What you will do:
Each line in the entries below that holds the string "SRMTID" is to be listed.

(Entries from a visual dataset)
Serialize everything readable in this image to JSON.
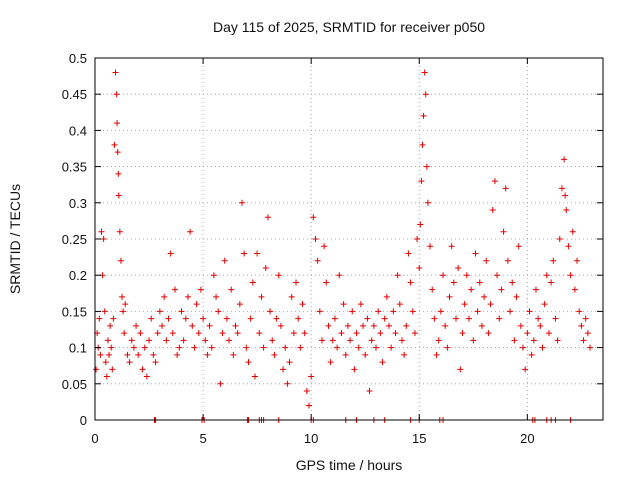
{
  "chart_data": {
    "type": "scatter",
    "title": "Day 115 of 2025, SRMTID for receiver p050",
    "xlabel": "GPS time / hours",
    "ylabel": "SRMTID / TECUs",
    "xlim": [
      0,
      23.5
    ],
    "ylim": [
      0,
      0.5
    ],
    "x_ticks": [
      0,
      5,
      10,
      15,
      20
    ],
    "x_tick_labels": [
      "0",
      "5",
      "10",
      "15",
      "20"
    ],
    "y_ticks": [
      0,
      0.05,
      0.1,
      0.15,
      0.2,
      0.25,
      0.3,
      0.35,
      0.4,
      0.45,
      0.5
    ],
    "y_tick_labels": [
      "0",
      "0.05",
      "0.1",
      "0.15",
      "0.2",
      "0.25",
      "0.3",
      "0.35",
      "0.4",
      "0.45",
      "0.5"
    ],
    "grid": true,
    "marker": "+",
    "color": "#e00000",
    "series": [
      {
        "name": "SRMTID",
        "points": [
          [
            0.05,
            0.07
          ],
          [
            0.1,
            0.12
          ],
          [
            0.15,
            0.1
          ],
          [
            0.2,
            0.14
          ],
          [
            0.25,
            0.09
          ],
          [
            0.3,
            0.26
          ],
          [
            0.35,
            0.2
          ],
          [
            0.4,
            0.25
          ],
          [
            0.45,
            0.15
          ],
          [
            0.5,
            0.08
          ],
          [
            0.55,
            0.06
          ],
          [
            0.6,
            0.11
          ],
          [
            0.65,
            0.09
          ],
          [
            0.7,
            0.13
          ],
          [
            0.75,
            0.1
          ],
          [
            0.8,
            0.07
          ],
          [
            0.85,
            0.14
          ],
          [
            0.9,
            0.38
          ],
          [
            0.95,
            0.48
          ],
          [
            1.0,
            0.45
          ],
          [
            1.02,
            0.41
          ],
          [
            1.05,
            0.37
          ],
          [
            1.08,
            0.34
          ],
          [
            1.1,
            0.31
          ],
          [
            1.15,
            0.26
          ],
          [
            1.2,
            0.22
          ],
          [
            1.25,
            0.17
          ],
          [
            1.3,
            0.15
          ],
          [
            1.35,
            0.12
          ],
          [
            1.4,
            0.16
          ],
          [
            1.5,
            0.09
          ],
          [
            1.6,
            0.08
          ],
          [
            1.7,
            0.11
          ],
          [
            1.8,
            0.1
          ],
          [
            1.9,
            0.13
          ],
          [
            2.0,
            0.09
          ],
          [
            2.1,
            0.12
          ],
          [
            2.2,
            0.07
          ],
          [
            2.3,
            0.1
          ],
          [
            2.4,
            0.06
          ],
          [
            2.5,
            0.11
          ],
          [
            2.6,
            0.14
          ],
          [
            2.7,
            0.09
          ],
          [
            2.8,
            0.08
          ],
          [
            2.9,
            0.12
          ],
          [
            3.0,
            0.15
          ],
          [
            3.1,
            0.13
          ],
          [
            3.2,
            0.17
          ],
          [
            3.3,
            0.11
          ],
          [
            3.4,
            0.14
          ],
          [
            3.5,
            0.23
          ],
          [
            3.6,
            0.12
          ],
          [
            3.7,
            0.18
          ],
          [
            3.8,
            0.09
          ],
          [
            3.9,
            0.1
          ],
          [
            4.0,
            0.15
          ],
          [
            4.1,
            0.11
          ],
          [
            4.2,
            0.14
          ],
          [
            4.3,
            0.17
          ],
          [
            4.4,
            0.26
          ],
          [
            4.5,
            0.13
          ],
          [
            4.6,
            0.1
          ],
          [
            4.7,
            0.16
          ],
          [
            4.8,
            0.12
          ],
          [
            4.9,
            0.18
          ],
          [
            5.0,
            0.14
          ],
          [
            5.1,
            0.11
          ],
          [
            5.2,
            0.09
          ],
          [
            5.3,
            0.13
          ],
          [
            5.4,
            0.1
          ],
          [
            5.5,
            0.2
          ],
          [
            5.6,
            0.17
          ],
          [
            5.7,
            0.15
          ],
          [
            5.8,
            0.05
          ],
          [
            5.9,
            0.12
          ],
          [
            6.0,
            0.22
          ],
          [
            6.1,
            0.14
          ],
          [
            6.2,
            0.11
          ],
          [
            6.3,
            0.18
          ],
          [
            6.4,
            0.09
          ],
          [
            6.5,
            0.13
          ],
          [
            6.6,
            0.12
          ],
          [
            6.7,
            0.16
          ],
          [
            6.8,
            0.3
          ],
          [
            6.9,
            0.23
          ],
          [
            7.0,
            0.1
          ],
          [
            7.1,
            0.08
          ],
          [
            7.2,
            0.14
          ],
          [
            7.3,
            0.19
          ],
          [
            7.4,
            0.06
          ],
          [
            7.5,
            0.23
          ],
          [
            7.6,
            0.12
          ],
          [
            7.7,
            0.17
          ],
          [
            7.8,
            0.1
          ],
          [
            7.9,
            0.21
          ],
          [
            8.0,
            0.28
          ],
          [
            8.1,
            0.15
          ],
          [
            8.2,
            0.11
          ],
          [
            8.3,
            0.09
          ],
          [
            8.4,
            0.14
          ],
          [
            8.5,
            0.2
          ],
          [
            8.6,
            0.13
          ],
          [
            8.7,
            0.07
          ],
          [
            8.8,
            0.1
          ],
          [
            8.9,
            0.05
          ],
          [
            9.0,
            0.08
          ],
          [
            9.1,
            0.17
          ],
          [
            9.2,
            0.12
          ],
          [
            9.3,
            0.19
          ],
          [
            9.4,
            0.14
          ],
          [
            9.5,
            0.1
          ],
          [
            9.6,
            0.16
          ],
          [
            9.7,
            0.12
          ],
          [
            9.8,
            0.04
          ],
          [
            9.9,
            0.02
          ],
          [
            10.0,
            0.06
          ],
          [
            10.1,
            0.28
          ],
          [
            10.2,
            0.25
          ],
          [
            10.3,
            0.22
          ],
          [
            10.4,
            0.15
          ],
          [
            10.5,
            0.11
          ],
          [
            10.6,
            0.24
          ],
          [
            10.7,
            0.19
          ],
          [
            10.8,
            0.13
          ],
          [
            10.9,
            0.08
          ],
          [
            11.0,
            0.11
          ],
          [
            11.1,
            0.14
          ],
          [
            11.2,
            0.1
          ],
          [
            11.3,
            0.2
          ],
          [
            11.4,
            0.12
          ],
          [
            11.5,
            0.16
          ],
          [
            11.6,
            0.09
          ],
          [
            11.7,
            0.13
          ],
          [
            11.8,
            0.11
          ],
          [
            11.9,
            0.15
          ],
          [
            12.0,
            0.07
          ],
          [
            12.1,
            0.12
          ],
          [
            12.2,
            0.1
          ],
          [
            12.3,
            0.16
          ],
          [
            12.4,
            0.13
          ],
          [
            12.5,
            0.09
          ],
          [
            12.6,
            0.14
          ],
          [
            12.7,
            0.04
          ],
          [
            12.8,
            0.11
          ],
          [
            12.9,
            0.13
          ],
          [
            13.0,
            0.1
          ],
          [
            13.1,
            0.15
          ],
          [
            13.2,
            0.12
          ],
          [
            13.3,
            0.08
          ],
          [
            13.4,
            0.14
          ],
          [
            13.5,
            0.17
          ],
          [
            13.6,
            0.13
          ],
          [
            13.7,
            0.1
          ],
          [
            13.8,
            0.15
          ],
          [
            13.9,
            0.12
          ],
          [
            14.0,
            0.2
          ],
          [
            14.1,
            0.16
          ],
          [
            14.2,
            0.11
          ],
          [
            14.3,
            0.09
          ],
          [
            14.4,
            0.13
          ],
          [
            14.5,
            0.23
          ],
          [
            14.6,
            0.19
          ],
          [
            14.7,
            0.15
          ],
          [
            14.8,
            0.12
          ],
          [
            14.9,
            0.25
          ],
          [
            15.0,
            0.21
          ],
          [
            15.05,
            0.27
          ],
          [
            15.1,
            0.33
          ],
          [
            15.15,
            0.38
          ],
          [
            15.2,
            0.42
          ],
          [
            15.25,
            0.48
          ],
          [
            15.3,
            0.45
          ],
          [
            15.35,
            0.35
          ],
          [
            15.4,
            0.3
          ],
          [
            15.5,
            0.24
          ],
          [
            15.6,
            0.18
          ],
          [
            15.7,
            0.14
          ],
          [
            15.8,
            0.09
          ],
          [
            15.9,
            0.11
          ],
          [
            16.0,
            0.15
          ],
          [
            16.1,
            0.2
          ],
          [
            16.2,
            0.13
          ],
          [
            16.3,
            0.1
          ],
          [
            16.4,
            0.17
          ],
          [
            16.5,
            0.24
          ],
          [
            16.6,
            0.19
          ],
          [
            16.7,
            0.14
          ],
          [
            16.8,
            0.21
          ],
          [
            16.9,
            0.07
          ],
          [
            17.0,
            0.12
          ],
          [
            17.1,
            0.16
          ],
          [
            17.2,
            0.2
          ],
          [
            17.3,
            0.14
          ],
          [
            17.4,
            0.18
          ],
          [
            17.5,
            0.11
          ],
          [
            17.6,
            0.23
          ],
          [
            17.7,
            0.15
          ],
          [
            17.8,
            0.19
          ],
          [
            17.9,
            0.13
          ],
          [
            18.0,
            0.17
          ],
          [
            18.1,
            0.22
          ],
          [
            18.2,
            0.12
          ],
          [
            18.3,
            0.16
          ],
          [
            18.4,
            0.29
          ],
          [
            18.5,
            0.33
          ],
          [
            18.6,
            0.2
          ],
          [
            18.7,
            0.14
          ],
          [
            18.8,
            0.18
          ],
          [
            18.9,
            0.26
          ],
          [
            19.0,
            0.32
          ],
          [
            19.1,
            0.22
          ],
          [
            19.2,
            0.15
          ],
          [
            19.3,
            0.19
          ],
          [
            19.4,
            0.11
          ],
          [
            19.5,
            0.17
          ],
          [
            19.6,
            0.24
          ],
          [
            19.7,
            0.13
          ],
          [
            19.8,
            0.1
          ],
          [
            19.9,
            0.07
          ],
          [
            20.0,
            0.12
          ],
          [
            20.1,
            0.15
          ],
          [
            20.2,
            0.09
          ],
          [
            20.3,
            0.11
          ],
          [
            20.4,
            0.18
          ],
          [
            20.5,
            0.14
          ],
          [
            20.6,
            0.13
          ],
          [
            20.7,
            0.1
          ],
          [
            20.8,
            0.16
          ],
          [
            20.9,
            0.2
          ],
          [
            21.0,
            0.12
          ],
          [
            21.1,
            0.19
          ],
          [
            21.2,
            0.22
          ],
          [
            21.3,
            0.14
          ],
          [
            21.4,
            0.11
          ],
          [
            21.5,
            0.25
          ],
          [
            21.6,
            0.32
          ],
          [
            21.7,
            0.36
          ],
          [
            21.75,
            0.31
          ],
          [
            21.8,
            0.29
          ],
          [
            21.9,
            0.24
          ],
          [
            22.0,
            0.2
          ],
          [
            22.1,
            0.26
          ],
          [
            22.2,
            0.18
          ],
          [
            22.3,
            0.22
          ],
          [
            22.4,
            0.15
          ],
          [
            22.5,
            0.13
          ],
          [
            22.6,
            0.11
          ],
          [
            22.7,
            0.14
          ],
          [
            22.8,
            0.12
          ],
          [
            22.9,
            0.1
          ],
          [
            2.75,
            0
          ],
          [
            2.8,
            0
          ],
          [
            4.95,
            0
          ],
          [
            5.05,
            0
          ],
          [
            7.05,
            0
          ],
          [
            7.1,
            0
          ],
          [
            7.6,
            0
          ],
          [
            7.7,
            0
          ],
          [
            7.8,
            0
          ],
          [
            8.5,
            0
          ],
          [
            10.0,
            0
          ],
          [
            10.1,
            0
          ],
          [
            11.6,
            0
          ],
          [
            12.1,
            0
          ],
          [
            12.9,
            0
          ],
          [
            13.4,
            0
          ],
          [
            14.6,
            0
          ],
          [
            15.0,
            0
          ],
          [
            15.95,
            0
          ],
          [
            16.1,
            0
          ],
          [
            20.25,
            0
          ],
          [
            20.35,
            0
          ],
          [
            20.9,
            0
          ],
          [
            21.1,
            0
          ],
          [
            21.3,
            0
          ],
          [
            22.0,
            0
          ]
        ]
      }
    ]
  }
}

The response:
    "title": "Day 115 of 2025, SRMTID for receiver p050",
    "ylabel": "SRMTID / TECUs",
        "name": "SRMTID",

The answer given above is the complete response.